— Start —

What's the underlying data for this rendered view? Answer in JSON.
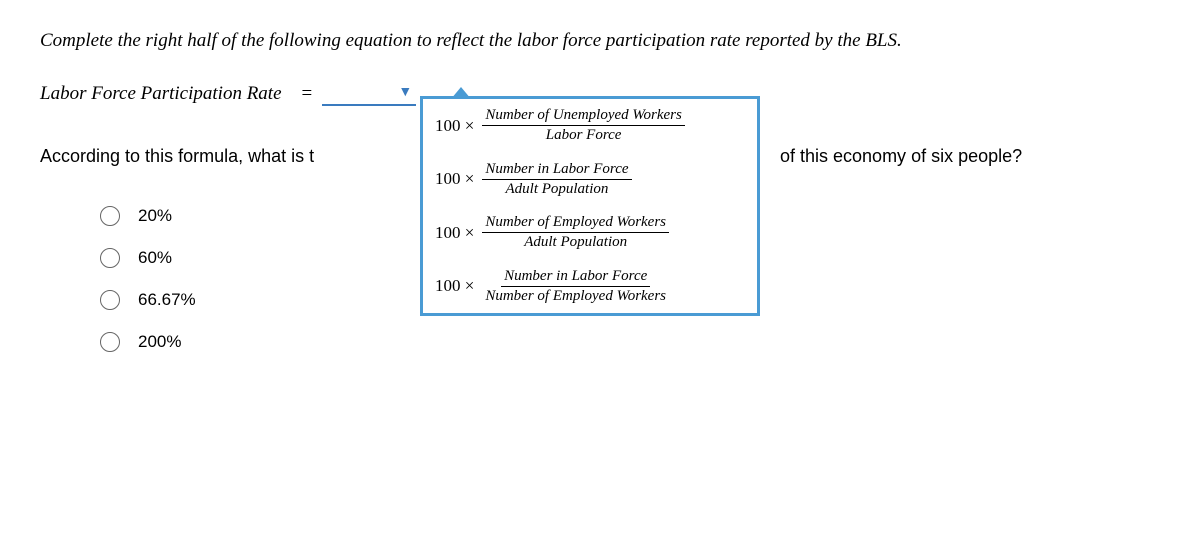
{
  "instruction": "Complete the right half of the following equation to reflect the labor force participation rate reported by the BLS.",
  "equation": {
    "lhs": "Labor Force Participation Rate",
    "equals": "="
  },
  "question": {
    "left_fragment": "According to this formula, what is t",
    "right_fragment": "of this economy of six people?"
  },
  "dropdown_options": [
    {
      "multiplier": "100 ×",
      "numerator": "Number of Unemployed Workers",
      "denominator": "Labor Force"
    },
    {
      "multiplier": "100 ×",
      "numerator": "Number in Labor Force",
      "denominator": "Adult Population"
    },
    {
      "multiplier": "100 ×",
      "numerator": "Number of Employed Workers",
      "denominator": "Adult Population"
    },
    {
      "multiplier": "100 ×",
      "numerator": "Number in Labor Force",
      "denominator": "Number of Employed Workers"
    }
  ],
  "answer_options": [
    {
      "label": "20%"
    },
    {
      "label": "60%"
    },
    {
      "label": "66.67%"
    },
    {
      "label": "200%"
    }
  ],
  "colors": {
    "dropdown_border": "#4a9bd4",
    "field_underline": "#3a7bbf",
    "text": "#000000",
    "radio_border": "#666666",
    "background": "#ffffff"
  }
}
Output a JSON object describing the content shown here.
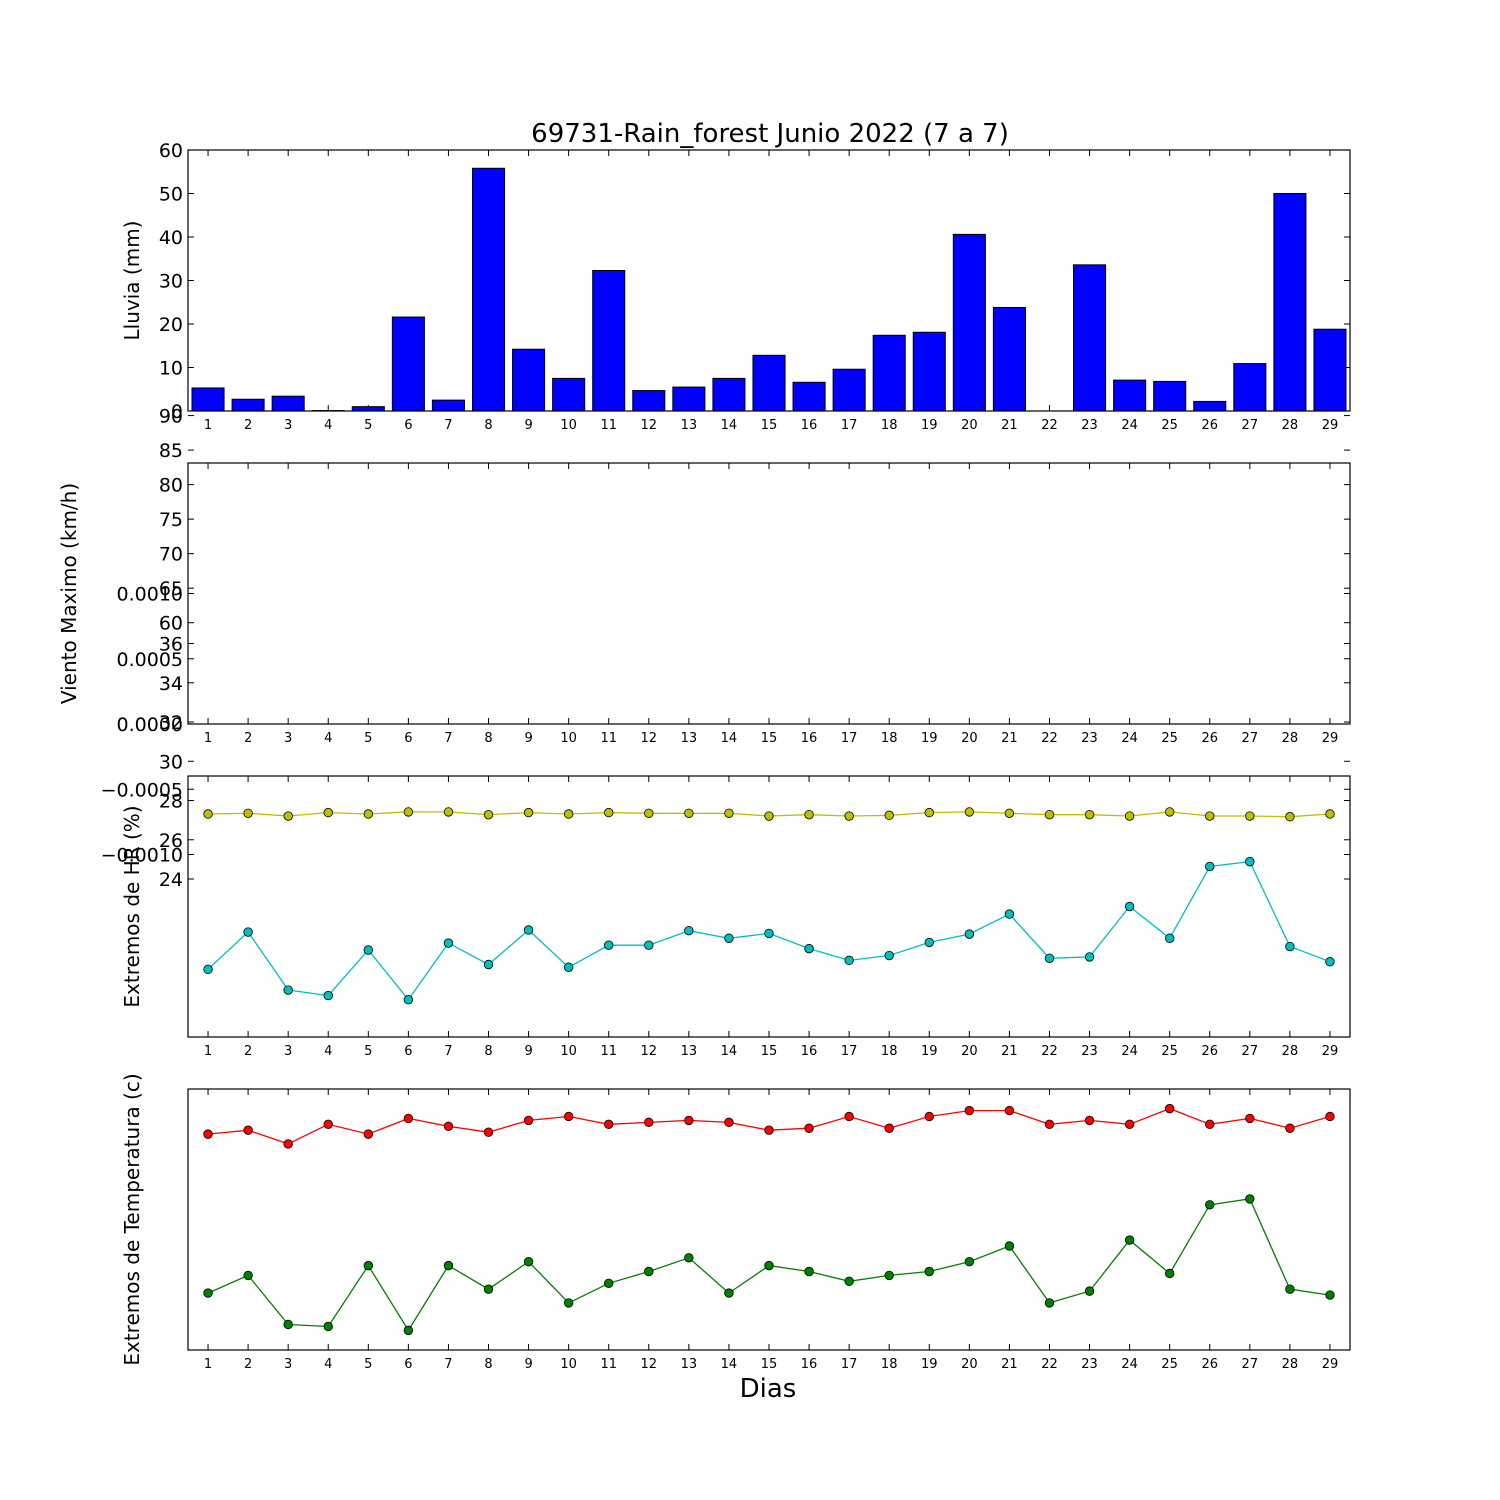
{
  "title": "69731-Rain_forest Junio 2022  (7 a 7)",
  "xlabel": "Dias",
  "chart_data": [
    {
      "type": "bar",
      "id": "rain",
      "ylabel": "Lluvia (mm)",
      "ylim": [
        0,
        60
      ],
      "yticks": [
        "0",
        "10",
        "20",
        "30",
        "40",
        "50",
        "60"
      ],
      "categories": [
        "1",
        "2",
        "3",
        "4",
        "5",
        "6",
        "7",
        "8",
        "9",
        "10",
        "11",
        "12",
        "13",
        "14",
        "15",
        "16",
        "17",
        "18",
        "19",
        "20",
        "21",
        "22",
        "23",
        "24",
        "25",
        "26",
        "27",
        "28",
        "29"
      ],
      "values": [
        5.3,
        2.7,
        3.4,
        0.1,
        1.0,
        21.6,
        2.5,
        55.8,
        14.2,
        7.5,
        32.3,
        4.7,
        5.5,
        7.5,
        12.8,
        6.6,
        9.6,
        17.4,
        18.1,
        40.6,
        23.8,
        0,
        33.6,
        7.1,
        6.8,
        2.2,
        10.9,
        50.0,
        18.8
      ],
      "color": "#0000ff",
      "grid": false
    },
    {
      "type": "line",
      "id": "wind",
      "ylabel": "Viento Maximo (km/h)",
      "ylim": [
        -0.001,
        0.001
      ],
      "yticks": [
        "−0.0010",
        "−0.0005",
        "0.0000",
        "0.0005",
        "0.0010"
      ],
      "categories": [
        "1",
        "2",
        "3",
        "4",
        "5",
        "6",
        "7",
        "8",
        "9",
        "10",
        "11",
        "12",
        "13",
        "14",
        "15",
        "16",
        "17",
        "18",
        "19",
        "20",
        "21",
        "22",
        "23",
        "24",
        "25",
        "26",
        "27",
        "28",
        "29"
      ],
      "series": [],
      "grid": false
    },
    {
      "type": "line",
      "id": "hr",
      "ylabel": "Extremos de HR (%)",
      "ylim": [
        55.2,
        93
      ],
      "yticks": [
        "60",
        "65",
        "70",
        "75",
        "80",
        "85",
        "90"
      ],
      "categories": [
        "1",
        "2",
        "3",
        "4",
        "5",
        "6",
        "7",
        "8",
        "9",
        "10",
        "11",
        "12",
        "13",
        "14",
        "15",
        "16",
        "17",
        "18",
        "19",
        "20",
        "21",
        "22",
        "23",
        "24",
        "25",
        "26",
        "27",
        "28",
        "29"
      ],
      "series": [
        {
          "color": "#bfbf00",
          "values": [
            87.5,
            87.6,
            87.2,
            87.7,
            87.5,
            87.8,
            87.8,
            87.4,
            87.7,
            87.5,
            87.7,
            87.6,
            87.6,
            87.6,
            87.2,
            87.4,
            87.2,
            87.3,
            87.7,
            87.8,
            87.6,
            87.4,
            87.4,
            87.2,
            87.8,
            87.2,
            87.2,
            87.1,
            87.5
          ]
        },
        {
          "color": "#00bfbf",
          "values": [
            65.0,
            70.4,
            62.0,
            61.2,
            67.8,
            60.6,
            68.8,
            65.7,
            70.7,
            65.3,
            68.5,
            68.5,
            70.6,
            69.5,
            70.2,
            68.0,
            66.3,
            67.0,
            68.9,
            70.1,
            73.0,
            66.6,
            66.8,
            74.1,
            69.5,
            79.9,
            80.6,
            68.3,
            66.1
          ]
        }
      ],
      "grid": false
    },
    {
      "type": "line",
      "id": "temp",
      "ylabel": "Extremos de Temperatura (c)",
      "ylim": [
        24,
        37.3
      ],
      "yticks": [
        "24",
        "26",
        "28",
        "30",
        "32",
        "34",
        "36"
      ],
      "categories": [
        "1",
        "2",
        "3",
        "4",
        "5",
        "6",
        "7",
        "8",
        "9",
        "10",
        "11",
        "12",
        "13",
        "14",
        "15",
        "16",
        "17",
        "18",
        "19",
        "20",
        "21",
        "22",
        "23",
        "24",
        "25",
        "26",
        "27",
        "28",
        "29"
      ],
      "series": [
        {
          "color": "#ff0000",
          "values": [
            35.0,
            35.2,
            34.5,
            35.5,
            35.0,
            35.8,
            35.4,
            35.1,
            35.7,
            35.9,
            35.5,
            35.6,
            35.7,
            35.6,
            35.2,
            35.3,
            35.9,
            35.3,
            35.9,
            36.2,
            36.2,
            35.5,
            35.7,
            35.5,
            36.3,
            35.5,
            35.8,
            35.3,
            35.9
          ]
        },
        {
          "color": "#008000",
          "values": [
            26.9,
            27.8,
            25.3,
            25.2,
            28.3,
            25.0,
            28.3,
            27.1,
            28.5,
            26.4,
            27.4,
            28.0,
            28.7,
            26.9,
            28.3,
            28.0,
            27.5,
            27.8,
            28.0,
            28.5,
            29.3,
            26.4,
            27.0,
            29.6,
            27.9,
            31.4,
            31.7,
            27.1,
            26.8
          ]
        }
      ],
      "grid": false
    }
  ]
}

— End —
— Start —

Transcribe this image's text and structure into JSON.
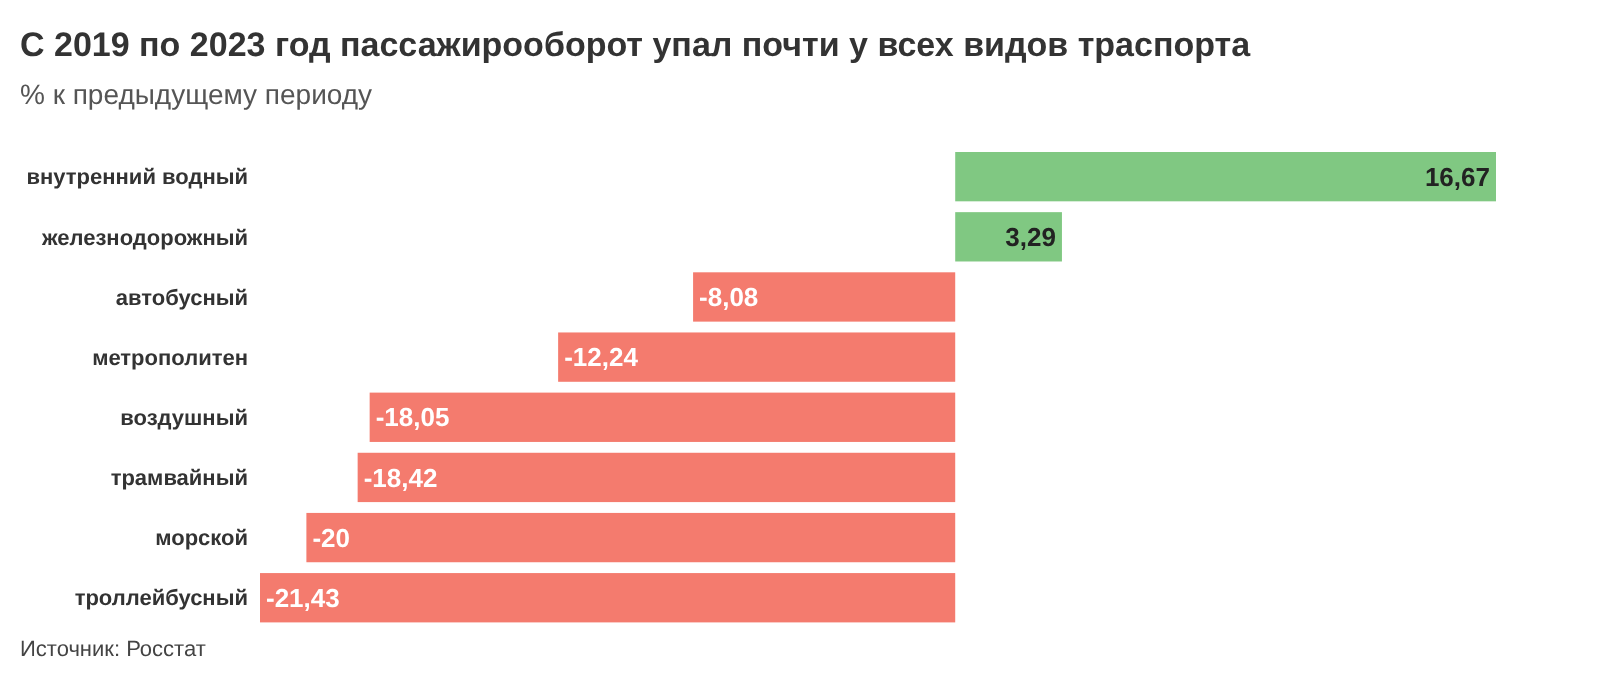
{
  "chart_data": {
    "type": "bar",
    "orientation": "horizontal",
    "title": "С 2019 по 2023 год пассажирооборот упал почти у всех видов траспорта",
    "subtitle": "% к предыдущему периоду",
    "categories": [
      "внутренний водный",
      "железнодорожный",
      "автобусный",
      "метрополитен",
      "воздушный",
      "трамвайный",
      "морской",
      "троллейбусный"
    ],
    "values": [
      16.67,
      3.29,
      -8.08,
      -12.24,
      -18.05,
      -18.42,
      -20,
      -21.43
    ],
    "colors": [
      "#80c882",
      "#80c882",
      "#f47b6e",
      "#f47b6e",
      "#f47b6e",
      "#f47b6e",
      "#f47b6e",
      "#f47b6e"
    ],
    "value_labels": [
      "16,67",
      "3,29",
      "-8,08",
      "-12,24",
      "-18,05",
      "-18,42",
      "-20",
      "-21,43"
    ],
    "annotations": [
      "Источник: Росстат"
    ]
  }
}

— End —

## EXERCISE DIRECTIONS
Working from the listing above, pick out every line that has "denominator" and copy it.

## RESULT
      "denominator": "Labor Force"
      "denominator": "Adult Population"
      "denominator": "Adult Population"
      "denominator": "Number of Employed Workers"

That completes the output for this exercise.